- _WORK TO DO_:
A - Copy from the post on LinkedIn's degrees of separation the passage that begins with the words containing "Posted by David" and ends with "maintained by them.".
B - Please write what comes next in the post on LinkedIn's degrees of separation, picking up after its final sentence.

Is there value beyond LinkedIn's 3 degrees of separation

Posted by David Berlind @ 3:50 pm

Categories: General, Personal Technology, Software Infrastructure, Web Technology

Tags:

To most people, networks like LinkedIn.com, Orkut, and Plaxo are simply contact managers on steroids.  In addition to being Internet-based repositories of your contact database that are accessible anytime, anywhere, and from just about any device (as long as its Web-enabled), their hub and spoke designs where just about everybody is a hub means you don’t have to do a lot of work to keep your contact records up to date.  Your contacts do that for you because at the end of the day, your contact records are really nothing more than pointers to your contacts’ online profiles that are maintained by them. 

As is the case with LinkedIn, these networks also grease the wheels of introduction on the basis of degrees of separation.  LinkedIn doesn’t go as far as the Kevin Bacon game which works off the assumption that no two people are separated by more than six degrees (in other words, through a chain of a maximum of length of five people, you should be able to make contact with anybody in the world).  It caps the chain length at three and then it automates the introduction process should you wish to get introduced to someone that you don’t know first hand, but who knows someone you know.

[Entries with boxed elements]

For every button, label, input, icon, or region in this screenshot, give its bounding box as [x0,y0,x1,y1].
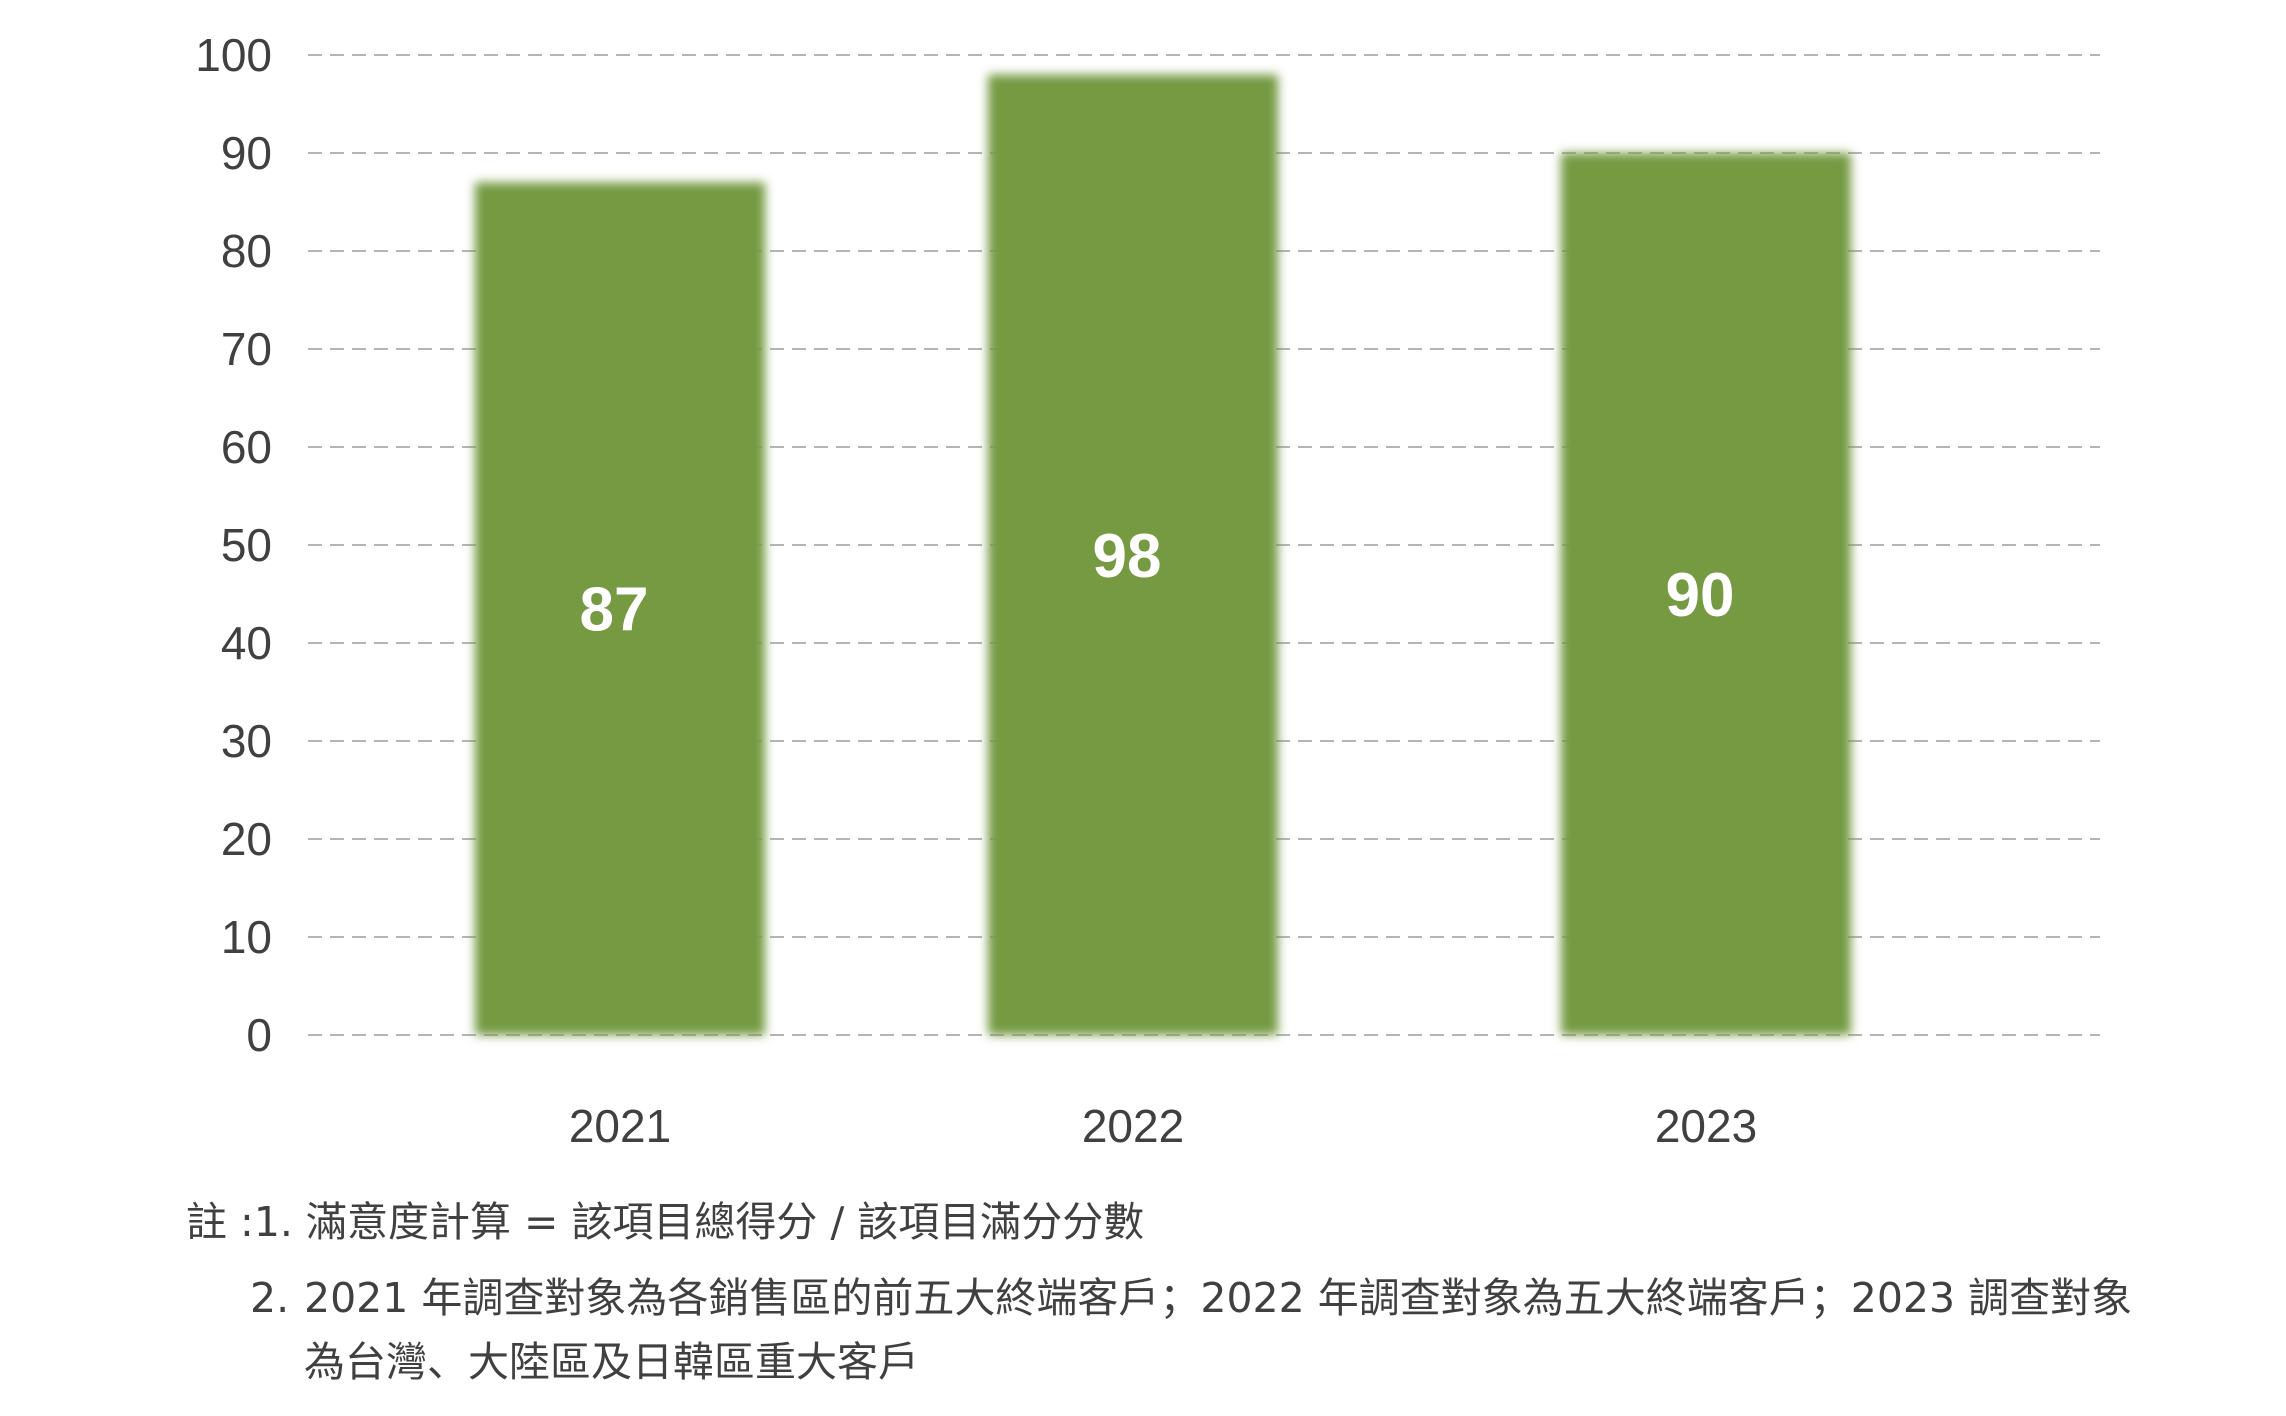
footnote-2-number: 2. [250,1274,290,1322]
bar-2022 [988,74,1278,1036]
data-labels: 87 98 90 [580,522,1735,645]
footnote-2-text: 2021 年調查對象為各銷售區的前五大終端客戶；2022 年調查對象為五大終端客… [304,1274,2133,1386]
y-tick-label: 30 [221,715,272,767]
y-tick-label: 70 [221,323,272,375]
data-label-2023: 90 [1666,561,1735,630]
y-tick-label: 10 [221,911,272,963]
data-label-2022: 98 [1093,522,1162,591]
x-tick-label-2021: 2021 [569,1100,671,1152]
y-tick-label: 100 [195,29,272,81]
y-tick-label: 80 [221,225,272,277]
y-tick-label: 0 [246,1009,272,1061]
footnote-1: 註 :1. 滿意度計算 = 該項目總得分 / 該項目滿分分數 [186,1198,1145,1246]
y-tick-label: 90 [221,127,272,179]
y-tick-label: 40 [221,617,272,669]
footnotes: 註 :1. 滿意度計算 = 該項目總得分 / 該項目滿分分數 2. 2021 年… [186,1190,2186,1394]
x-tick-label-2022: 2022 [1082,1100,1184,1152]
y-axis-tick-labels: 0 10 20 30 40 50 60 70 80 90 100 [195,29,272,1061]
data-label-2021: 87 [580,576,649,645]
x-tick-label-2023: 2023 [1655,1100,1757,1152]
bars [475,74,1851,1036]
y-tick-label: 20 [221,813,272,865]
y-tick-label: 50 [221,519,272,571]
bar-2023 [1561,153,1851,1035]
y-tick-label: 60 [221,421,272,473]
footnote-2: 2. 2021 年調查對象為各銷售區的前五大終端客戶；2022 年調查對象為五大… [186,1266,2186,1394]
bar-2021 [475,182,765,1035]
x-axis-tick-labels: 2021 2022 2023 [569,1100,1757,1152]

...

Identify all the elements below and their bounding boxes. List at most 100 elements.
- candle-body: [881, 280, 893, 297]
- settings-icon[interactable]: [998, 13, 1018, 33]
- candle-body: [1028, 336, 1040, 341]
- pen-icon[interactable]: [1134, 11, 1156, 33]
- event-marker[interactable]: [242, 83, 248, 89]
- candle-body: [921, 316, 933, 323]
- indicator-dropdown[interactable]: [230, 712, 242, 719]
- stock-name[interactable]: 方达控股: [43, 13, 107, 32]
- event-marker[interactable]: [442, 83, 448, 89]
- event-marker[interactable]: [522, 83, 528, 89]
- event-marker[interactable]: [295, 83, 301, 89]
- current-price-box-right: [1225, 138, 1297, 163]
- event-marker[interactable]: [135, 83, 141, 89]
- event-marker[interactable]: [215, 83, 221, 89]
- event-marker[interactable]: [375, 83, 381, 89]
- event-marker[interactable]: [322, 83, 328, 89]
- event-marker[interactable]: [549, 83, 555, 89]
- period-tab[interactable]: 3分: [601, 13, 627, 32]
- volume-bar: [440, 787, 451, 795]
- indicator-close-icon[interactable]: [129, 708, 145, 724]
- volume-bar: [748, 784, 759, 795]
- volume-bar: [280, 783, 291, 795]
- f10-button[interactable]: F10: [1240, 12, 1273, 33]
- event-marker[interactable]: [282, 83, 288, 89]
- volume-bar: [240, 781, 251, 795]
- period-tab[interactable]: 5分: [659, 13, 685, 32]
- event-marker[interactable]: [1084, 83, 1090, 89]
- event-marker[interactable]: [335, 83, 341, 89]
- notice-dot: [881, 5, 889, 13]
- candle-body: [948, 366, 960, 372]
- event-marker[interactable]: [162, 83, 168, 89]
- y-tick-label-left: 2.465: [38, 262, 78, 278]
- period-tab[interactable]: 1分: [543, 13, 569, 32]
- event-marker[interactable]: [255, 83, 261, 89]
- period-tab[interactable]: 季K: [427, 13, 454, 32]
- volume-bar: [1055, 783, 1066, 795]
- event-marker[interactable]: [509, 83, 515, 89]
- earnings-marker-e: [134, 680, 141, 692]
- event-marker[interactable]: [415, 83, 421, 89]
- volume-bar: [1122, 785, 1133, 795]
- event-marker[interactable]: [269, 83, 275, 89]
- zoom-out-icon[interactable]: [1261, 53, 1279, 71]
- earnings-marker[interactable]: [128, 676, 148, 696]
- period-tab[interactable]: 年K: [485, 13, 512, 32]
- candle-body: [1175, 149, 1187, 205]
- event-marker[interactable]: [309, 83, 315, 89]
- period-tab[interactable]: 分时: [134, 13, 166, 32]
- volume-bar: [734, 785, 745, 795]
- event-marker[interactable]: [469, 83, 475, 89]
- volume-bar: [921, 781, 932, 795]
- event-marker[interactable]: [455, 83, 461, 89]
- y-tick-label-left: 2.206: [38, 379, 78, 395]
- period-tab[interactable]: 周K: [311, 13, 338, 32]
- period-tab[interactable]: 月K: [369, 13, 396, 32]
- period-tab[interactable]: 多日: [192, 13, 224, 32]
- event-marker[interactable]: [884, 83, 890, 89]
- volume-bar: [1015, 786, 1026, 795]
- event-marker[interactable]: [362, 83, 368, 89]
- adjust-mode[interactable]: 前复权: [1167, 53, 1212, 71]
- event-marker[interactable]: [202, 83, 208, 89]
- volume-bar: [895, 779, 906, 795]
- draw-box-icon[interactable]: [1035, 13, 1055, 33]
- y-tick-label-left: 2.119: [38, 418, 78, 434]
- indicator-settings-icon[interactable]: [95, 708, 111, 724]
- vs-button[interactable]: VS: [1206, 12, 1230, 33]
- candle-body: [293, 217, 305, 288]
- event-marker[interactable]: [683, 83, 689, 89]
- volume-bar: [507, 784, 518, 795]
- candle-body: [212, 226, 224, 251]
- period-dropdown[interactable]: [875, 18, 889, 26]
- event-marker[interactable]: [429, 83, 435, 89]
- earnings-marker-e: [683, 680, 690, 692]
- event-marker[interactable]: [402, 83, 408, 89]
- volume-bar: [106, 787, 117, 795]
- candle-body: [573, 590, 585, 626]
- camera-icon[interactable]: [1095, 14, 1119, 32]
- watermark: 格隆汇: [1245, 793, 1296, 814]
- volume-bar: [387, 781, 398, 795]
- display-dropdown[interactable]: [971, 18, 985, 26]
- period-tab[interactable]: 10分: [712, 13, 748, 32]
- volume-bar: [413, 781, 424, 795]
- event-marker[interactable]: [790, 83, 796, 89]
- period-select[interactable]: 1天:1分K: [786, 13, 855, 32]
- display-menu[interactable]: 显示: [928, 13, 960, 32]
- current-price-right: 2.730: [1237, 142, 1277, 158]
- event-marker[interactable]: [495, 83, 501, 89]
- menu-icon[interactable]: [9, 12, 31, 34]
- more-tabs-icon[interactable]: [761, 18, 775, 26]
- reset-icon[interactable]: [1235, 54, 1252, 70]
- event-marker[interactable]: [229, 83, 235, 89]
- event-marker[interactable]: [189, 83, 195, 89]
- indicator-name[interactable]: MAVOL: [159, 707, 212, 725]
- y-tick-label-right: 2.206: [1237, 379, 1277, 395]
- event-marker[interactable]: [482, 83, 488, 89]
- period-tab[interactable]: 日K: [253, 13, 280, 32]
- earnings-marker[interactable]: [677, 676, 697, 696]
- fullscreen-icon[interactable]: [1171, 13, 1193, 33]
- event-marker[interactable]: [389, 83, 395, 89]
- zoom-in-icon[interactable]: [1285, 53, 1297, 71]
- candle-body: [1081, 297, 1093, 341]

- _OUTPUTS BY TASK_:
A -
Posted by David Berlind @ 3:50 pm

Categories: General, Personal Technology, Software Infrastructure, Web Technology

Tags:

To most people, networks like LinkedIn.com, Orkut, and Plaxo are simply contact managers on steroids.  In addition to being Internet-based repositories of your contact database that are accessible anytime, anywhere, and from just about any device (as long as its Web-enabled), their hub and spoke designs where just about everybody is a hub means you don’t have to do a lot of work to keep your contact records up to date.  Your contacts do that for you because at the end of the day, your contact records are really nothing more than pointers to your contacts’ online profiles that are maintained by them.

B -
Today, LinkedIn has more than 5 million users, most of whom are using the free version of the service but enough of whom are paying for advanced services to make the company profitable.  There is a range of advanced services including things like a specific number of introductions per month (cost varies by number of introductions) or $95 job listings.   But, from an outsider’s views looking in, it can be more and, in my interview of LinkedIn co-founder Konstantin Guericke we discussed the possibilities.  The interview is available for download, or if you’re subscribed to ZDNet’s IT Matters series of podcasts, it will be automatically downloaded to your MP3 player. See ZDNet’s Podcasts: How to tune in.

One of those possibilities for example, would be to leverage OPML as a means of managing your blogroll (the list of blogs you pay attention to that’s normally posted off to the side of your blog).  Assuming the contacts you are keeping track of in LinkedIn write blogs and there’s a LinkedIn field for storing the link to those blogs, you could check-off which of your contacts you wanted to be included in your blogroll.  And then, via OPML, your blogroll (on your blog site) would literally be driven by the contacts in your LinkedIn database  that you selected in for blogroll inclusion. One advantage of such an architecture is that you could stop worrying about whether your blogroll links are being kept up to date.  Any time one of your contacts edits their blog address on their LinkedIn record, that information would automatically cascade to your blogroll the next time someone hits your blog site.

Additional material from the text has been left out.